* Records for this exercise:
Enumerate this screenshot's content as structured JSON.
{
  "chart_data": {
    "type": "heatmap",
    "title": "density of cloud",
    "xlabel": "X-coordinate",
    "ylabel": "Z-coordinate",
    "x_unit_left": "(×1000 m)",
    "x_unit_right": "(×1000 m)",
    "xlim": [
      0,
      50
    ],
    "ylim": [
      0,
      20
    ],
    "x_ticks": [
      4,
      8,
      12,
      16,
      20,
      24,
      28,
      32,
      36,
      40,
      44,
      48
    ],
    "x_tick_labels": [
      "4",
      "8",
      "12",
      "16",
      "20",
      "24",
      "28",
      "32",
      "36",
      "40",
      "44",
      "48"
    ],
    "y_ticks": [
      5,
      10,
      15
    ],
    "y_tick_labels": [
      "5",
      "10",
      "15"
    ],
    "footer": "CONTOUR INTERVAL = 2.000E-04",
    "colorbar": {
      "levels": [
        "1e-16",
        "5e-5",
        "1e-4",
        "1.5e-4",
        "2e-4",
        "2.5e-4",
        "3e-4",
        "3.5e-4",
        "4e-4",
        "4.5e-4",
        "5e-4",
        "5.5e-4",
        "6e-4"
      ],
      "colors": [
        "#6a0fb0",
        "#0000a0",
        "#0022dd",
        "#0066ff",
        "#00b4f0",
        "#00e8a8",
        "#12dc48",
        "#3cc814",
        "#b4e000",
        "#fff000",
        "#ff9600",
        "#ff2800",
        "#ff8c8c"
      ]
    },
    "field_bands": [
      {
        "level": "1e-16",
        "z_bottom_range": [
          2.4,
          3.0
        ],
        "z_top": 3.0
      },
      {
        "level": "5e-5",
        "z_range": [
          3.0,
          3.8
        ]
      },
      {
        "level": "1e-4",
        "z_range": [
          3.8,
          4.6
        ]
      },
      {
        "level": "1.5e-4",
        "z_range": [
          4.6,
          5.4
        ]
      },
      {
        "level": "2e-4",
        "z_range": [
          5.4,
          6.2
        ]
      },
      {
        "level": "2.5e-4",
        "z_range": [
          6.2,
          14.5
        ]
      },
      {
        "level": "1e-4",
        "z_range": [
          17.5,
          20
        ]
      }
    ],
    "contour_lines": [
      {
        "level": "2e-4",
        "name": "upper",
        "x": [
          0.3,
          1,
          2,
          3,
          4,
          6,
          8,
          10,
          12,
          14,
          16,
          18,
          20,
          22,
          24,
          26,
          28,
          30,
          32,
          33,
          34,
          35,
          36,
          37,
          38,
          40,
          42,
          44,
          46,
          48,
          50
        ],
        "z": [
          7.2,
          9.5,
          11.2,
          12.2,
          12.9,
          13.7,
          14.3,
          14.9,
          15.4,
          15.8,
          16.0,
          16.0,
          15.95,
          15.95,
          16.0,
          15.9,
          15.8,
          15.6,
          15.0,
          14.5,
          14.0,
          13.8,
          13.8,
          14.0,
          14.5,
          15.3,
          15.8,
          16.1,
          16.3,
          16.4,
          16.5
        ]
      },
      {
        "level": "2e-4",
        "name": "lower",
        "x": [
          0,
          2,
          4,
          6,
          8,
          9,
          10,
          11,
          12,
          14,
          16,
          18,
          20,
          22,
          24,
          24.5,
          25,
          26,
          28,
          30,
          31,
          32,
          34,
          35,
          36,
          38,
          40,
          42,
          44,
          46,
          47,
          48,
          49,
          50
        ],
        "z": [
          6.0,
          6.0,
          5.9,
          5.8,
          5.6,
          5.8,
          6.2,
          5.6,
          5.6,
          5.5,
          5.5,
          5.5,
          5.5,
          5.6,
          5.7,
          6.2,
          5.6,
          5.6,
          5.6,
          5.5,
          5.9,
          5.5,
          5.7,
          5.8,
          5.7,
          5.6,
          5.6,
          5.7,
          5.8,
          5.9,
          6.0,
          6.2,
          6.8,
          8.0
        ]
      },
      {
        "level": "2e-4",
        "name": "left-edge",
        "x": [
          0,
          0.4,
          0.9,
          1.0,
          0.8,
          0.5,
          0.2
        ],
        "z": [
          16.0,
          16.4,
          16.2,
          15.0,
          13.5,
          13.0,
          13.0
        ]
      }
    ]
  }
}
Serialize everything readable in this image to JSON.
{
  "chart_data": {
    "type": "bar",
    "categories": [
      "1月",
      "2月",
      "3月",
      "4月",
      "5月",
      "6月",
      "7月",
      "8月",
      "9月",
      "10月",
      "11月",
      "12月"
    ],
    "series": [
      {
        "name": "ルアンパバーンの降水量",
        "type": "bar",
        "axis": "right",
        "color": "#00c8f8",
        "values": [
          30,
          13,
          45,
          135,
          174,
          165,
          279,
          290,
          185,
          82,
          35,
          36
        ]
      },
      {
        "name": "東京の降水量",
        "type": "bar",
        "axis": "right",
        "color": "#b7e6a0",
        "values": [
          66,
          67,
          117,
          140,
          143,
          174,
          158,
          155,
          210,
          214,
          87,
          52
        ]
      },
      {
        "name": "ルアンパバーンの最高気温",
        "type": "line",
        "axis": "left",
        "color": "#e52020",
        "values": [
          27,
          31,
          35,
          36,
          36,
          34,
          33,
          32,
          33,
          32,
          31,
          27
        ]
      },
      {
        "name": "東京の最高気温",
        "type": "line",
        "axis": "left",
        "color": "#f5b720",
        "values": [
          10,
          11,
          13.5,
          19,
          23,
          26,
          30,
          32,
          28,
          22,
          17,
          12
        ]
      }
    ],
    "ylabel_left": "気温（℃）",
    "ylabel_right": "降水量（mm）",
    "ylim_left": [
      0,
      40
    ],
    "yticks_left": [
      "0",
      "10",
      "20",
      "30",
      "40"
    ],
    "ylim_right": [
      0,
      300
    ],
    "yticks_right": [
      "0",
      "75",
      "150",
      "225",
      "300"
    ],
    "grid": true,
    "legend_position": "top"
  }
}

* Instructions to follow: Transcribe each entry precisely, missing none.

* Solution to the exercise:
Enumerate this screenshot's content as structured JSON.
{
  "chart_data": {
    "type": "heatmap",
    "title": "density of cloud",
    "xlabel": "X-coordinate",
    "ylabel": "Z-coordinate",
    "x_unit_left": "(×1000 m)",
    "x_unit_right": "(×1000 m)",
    "xlim": [
      0,
      50
    ],
    "ylim": [
      0,
      20
    ],
    "x_ticks": [
      4,
      8,
      12,
      16,
      20,
      24,
      28,
      32,
      36,
      40,
      44,
      48
    ],
    "x_tick_labels": [
      "4",
      "8",
      "12",
      "16",
      "20",
      "24",
      "28",
      "32",
      "36",
      "40",
      "44",
      "48"
    ],
    "y_ticks": [
      5,
      10,
      15
    ],
    "y_tick_labels": [
      "5",
      "10",
      "15"
    ],
    "footer": "CONTOUR INTERVAL = 2.000E-04",
    "colorbar": {
      "levels": [
        "1e-16",
        "5e-5",
        "1e-4",
        "1.5e-4",
        "2e-4",
        "2.5e-4",
        "3e-4",
        "3.5e-4",
        "4e-4",
        "4.5e-4",
        "5e-4",
        "5.5e-4",
        "6e-4"
      ],
      "colors": [
        "#6a0fb0",
        "#0000a0",
        "#0022dd",
        "#0066ff",
        "#00b4f0",
        "#00e8a8",
        "#12dc48",
        "#3cc814",
        "#b4e000",
        "#fff000",
        "#ff9600",
        "#ff2800",
        "#ff8c8c"
      ]
    },
    "field_bands": [
      {
        "level": "1e-16",
        "z_bottom_range": [
          2.4,
          3.0
        ],
        "z_top": 3.0
      },
      {
        "level": "5e-5",
        "z_range": [
          3.0,
          3.8
        ]
      },
      {
        "level": "1e-4",
        "z_range": [
          3.8,
          4.6
        ]
      },
      {
        "level": "1.5e-4",
        "z_range": [
          4.6,
          5.4
        ]
      },
      {
        "level": "2e-4",
        "z_range": [
          5.4,
          6.2
        ]
      },
      {
        "level": "2.5e-4",
        "z_range": [
          6.2,
          14.5
        ]
      },
      {
        "level": "1e-4",
        "z_range": [
          17.5,
          20
        ]
      }
    ],
    "contour_lines": [
      {
        "level": "2e-4",
        "name": "upper",
        "x": [
          0.3,
          1,
          2,
          3,
          4,
          6,
          8,
          10,
          12,
          14,
          16,
          18,
          20,
          22,
          24,
          26,
          28,
          30,
          32,
          33,
          34,
          35,
          36,
          37,
          38,
          40,
          42,
          44,
          46,
          48,
          50
        ],
        "z": [
          7.2,
          9.5,
          11.2,
          12.2,
          12.9,
          13.7,
          14.3,
          14.9,
          15.4,
          15.8,
          16.0,
          16.0,
          15.95,
          15.95,
          16.0,
          15.9,
          15.8,
          15.6,
          15.0,
          14.5,
          14.0,
          13.8,
          13.8,
          14.0,
          14.5,
          15.3,
          15.8,
          16.1,
          16.3,
          16.4,
          16.5
        ]
      },
      {
        "level": "2e-4",
        "name": "lower",
        "x": [
          0,
          2,
          4,
          6,
          8,
          9,
          10,
          11,
          12,
          14,
          16,
          18,
          20,
          22,
          24,
          24.5,
          25,
          26,
          28,
          30,
          31,
          32,
          34,
          35,
          36,
          38,
          40,
          42,
          44,
          46,
          47,
          48,
          49,
          50
        ],
        "z": [
          6.0,
          6.0,
          5.9,
          5.8,
          5.6,
          5.8,
          6.2,
          5.6,
          5.6,
          5.5,
          5.5,
          5.5,
          5.5,
          5.6,
          5.7,
          6.2,
          5.6,
          5.6,
          5.6,
          5.5,
          5.9,
          5.5,
          5.7,
          5.8,
          5.7,
          5.6,
          5.6,
          5.7,
          5.8,
          5.9,
          6.0,
          6.2,
          6.8,
          8.0
        ]
      },
      {
        "level": "2e-4",
        "name": "left-edge",
        "x": [
          0,
          0.4,
          0.9,
          1.0,
          0.8,
          0.5,
          0.2
        ],
        "z": [
          16.0,
          16.4,
          16.2,
          15.0,
          13.5,
          13.0,
          13.0
        ]
      }
    ]
  }
}
Serialize everything readable in this image to JSON.
{
  "chart_data": {
    "type": "bar",
    "categories": [
      "1月",
      "2月",
      "3月",
      "4月",
      "5月",
      "6月",
      "7月",
      "8月",
      "9月",
      "10月",
      "11月",
      "12月"
    ],
    "series": [
      {
        "name": "ルアンパバーンの降水量",
        "type": "bar",
        "axis": "right",
        "color": "#00c8f8",
        "values": [
          30,
          13,
          45,
          135,
          174,
          165,
          279,
          290,
          185,
          82,
          35,
          36
        ]
      },
      {
        "name": "東京の降水量",
        "type": "bar",
        "axis": "right",
        "color": "#b7e6a0",
        "values": [
          66,
          67,
          117,
          140,
          143,
          174,
          158,
          155,
          210,
          214,
          87,
          52
        ]
      },
      {
        "name": "ルアンパバーンの最高気温",
        "type": "line",
        "axis": "left",
        "color": "#e52020",
        "values": [
          27,
          31,
          35,
          36,
          36,
          34,
          33,
          32,
          33,
          32,
          31,
          27
        ]
      },
      {
        "name": "東京の最高気温",
        "type": "line",
        "axis": "left",
        "color": "#f5b720",
        "values": [
          10,
          11,
          13.5,
          19,
          23,
          26,
          30,
          32,
          28,
          22,
          17,
          12
        ]
      }
    ],
    "ylabel_left": "気温（℃）",
    "ylabel_right": "降水量（mm）",
    "ylim_left": [
      0,
      40
    ],
    "yticks_left": [
      "0",
      "10",
      "20",
      "30",
      "40"
    ],
    "ylim_right": [
      0,
      300
    ],
    "yticks_right": [
      "0",
      "75",
      "150",
      "225",
      "300"
    ],
    "grid": true,
    "legend_position": "top"
  }
}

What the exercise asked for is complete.